=== OBJECTIVE ===
Extract every line that contains the string "BlackBerry".

== RECORDS TO USE

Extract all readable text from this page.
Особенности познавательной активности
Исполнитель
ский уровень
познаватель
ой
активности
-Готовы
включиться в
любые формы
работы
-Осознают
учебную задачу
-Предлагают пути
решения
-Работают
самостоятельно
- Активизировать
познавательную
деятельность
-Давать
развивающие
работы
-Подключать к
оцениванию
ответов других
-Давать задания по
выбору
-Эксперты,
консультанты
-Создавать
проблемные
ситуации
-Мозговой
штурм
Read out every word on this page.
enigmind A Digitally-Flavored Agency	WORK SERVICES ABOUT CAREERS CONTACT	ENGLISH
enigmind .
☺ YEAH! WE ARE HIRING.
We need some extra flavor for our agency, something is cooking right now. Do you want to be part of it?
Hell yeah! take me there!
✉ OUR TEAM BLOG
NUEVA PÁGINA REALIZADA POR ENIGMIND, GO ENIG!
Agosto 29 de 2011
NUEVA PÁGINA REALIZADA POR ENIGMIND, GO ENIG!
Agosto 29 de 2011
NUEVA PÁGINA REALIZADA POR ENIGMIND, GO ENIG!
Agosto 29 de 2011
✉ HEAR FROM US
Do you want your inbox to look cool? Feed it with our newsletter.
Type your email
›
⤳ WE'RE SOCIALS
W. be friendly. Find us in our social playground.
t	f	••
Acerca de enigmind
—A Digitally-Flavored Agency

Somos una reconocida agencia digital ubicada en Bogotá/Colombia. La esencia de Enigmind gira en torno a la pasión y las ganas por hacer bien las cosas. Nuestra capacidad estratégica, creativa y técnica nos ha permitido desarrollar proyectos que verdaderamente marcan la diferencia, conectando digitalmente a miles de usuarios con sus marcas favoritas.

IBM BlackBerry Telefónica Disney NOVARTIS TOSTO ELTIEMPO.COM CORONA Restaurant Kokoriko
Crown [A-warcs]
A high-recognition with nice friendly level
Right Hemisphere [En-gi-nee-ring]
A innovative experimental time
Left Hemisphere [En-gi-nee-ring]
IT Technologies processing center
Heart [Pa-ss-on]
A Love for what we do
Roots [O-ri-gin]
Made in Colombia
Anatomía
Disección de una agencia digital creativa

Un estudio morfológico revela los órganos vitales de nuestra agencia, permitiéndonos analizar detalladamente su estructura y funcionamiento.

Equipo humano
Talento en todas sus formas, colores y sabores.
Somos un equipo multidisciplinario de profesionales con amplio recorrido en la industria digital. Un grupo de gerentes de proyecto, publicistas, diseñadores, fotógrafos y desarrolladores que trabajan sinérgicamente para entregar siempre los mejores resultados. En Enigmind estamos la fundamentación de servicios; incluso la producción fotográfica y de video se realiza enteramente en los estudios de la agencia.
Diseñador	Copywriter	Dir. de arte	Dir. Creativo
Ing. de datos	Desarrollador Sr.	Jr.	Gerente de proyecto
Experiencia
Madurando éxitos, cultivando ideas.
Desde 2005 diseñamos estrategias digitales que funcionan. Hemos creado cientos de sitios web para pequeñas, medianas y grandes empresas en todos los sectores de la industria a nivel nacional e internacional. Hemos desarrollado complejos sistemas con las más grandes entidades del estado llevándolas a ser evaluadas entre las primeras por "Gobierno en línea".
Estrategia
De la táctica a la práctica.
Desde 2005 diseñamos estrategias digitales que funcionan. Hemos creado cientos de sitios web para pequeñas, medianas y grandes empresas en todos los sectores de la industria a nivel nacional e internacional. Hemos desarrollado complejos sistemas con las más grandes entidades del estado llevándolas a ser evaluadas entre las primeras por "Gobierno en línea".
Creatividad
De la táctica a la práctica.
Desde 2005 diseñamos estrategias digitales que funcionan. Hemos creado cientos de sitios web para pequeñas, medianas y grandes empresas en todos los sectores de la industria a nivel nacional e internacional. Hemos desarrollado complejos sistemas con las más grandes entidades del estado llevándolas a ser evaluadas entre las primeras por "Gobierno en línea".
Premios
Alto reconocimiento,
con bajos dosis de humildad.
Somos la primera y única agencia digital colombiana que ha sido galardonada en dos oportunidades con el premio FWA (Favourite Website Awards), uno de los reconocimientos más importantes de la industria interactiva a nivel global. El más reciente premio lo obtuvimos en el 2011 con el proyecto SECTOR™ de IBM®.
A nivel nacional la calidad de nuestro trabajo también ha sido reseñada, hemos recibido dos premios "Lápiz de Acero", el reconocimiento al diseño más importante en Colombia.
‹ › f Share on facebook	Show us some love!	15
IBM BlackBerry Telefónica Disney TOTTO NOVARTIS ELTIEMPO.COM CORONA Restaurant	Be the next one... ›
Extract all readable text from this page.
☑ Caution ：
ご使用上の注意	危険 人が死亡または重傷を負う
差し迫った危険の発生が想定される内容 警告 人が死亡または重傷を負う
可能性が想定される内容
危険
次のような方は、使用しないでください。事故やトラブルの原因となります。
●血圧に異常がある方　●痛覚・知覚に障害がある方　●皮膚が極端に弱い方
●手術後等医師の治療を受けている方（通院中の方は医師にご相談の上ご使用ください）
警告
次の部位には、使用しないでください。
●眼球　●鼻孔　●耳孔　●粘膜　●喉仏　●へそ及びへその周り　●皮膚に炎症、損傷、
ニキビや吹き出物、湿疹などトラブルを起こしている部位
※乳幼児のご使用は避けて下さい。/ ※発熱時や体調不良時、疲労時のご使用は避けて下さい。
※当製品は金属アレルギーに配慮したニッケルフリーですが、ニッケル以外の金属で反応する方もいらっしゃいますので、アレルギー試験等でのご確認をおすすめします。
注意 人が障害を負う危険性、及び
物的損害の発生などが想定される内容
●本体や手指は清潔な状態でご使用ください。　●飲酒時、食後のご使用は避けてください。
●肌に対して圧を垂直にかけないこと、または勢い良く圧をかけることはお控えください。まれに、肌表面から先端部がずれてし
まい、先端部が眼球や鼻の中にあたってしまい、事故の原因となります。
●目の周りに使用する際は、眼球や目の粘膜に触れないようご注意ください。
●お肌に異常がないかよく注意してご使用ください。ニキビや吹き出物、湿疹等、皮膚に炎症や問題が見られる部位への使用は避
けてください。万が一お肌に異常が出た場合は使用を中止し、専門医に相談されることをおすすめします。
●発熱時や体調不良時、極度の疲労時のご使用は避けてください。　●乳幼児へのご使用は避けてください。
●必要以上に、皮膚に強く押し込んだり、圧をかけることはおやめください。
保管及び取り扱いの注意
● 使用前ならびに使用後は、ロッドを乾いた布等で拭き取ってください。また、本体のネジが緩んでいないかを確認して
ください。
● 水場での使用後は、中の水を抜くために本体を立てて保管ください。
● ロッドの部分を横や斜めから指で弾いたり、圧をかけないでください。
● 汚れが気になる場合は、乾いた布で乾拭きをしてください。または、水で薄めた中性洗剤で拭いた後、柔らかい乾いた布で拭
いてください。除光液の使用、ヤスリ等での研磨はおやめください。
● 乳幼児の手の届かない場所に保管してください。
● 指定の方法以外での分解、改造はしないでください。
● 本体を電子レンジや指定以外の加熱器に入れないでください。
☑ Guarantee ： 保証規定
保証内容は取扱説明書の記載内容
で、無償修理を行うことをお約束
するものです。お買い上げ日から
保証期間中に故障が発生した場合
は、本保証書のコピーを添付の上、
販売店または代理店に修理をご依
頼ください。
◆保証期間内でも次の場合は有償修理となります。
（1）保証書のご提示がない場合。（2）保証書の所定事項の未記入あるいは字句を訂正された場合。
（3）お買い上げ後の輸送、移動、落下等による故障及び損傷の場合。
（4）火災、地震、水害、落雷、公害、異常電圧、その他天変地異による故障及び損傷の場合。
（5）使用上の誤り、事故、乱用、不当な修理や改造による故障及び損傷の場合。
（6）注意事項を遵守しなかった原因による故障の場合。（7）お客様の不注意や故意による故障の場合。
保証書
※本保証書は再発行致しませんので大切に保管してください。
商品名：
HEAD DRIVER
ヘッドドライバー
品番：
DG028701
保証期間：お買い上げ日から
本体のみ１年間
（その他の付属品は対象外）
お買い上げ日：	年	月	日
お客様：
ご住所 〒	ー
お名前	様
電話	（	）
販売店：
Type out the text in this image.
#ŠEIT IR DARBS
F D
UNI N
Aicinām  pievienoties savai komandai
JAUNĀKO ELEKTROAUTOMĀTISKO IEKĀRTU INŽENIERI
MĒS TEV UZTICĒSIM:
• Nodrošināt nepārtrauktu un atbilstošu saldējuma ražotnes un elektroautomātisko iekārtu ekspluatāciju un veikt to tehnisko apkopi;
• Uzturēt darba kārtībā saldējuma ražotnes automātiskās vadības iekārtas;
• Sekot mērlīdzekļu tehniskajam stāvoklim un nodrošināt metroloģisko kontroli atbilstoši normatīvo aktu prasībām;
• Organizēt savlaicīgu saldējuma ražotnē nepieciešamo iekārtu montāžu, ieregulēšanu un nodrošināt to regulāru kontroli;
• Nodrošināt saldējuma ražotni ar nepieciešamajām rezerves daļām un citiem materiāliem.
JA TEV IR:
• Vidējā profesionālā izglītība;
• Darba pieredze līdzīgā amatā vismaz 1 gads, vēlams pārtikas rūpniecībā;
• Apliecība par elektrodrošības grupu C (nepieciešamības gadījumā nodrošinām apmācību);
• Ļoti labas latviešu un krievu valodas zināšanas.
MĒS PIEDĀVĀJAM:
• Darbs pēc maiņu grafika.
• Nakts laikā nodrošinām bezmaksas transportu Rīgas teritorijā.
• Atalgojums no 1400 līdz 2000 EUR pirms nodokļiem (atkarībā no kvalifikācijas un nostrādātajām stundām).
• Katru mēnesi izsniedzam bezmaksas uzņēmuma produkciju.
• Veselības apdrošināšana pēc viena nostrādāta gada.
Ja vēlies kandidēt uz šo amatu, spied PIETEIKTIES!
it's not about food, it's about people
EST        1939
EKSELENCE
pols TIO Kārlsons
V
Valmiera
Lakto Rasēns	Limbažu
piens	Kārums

====

=== COMPLETE RESPONSE ===
IBM BlackBerry Telefónica Disney NOVARTIS TOSTO ELTIEMPO.COM CORONA Restaurant Kokoriko
IBM BlackBerry Telefónica Disney TOTTO NOVARTIS ELTIEMPO.COM CORONA Restaurant	Be the next one... ›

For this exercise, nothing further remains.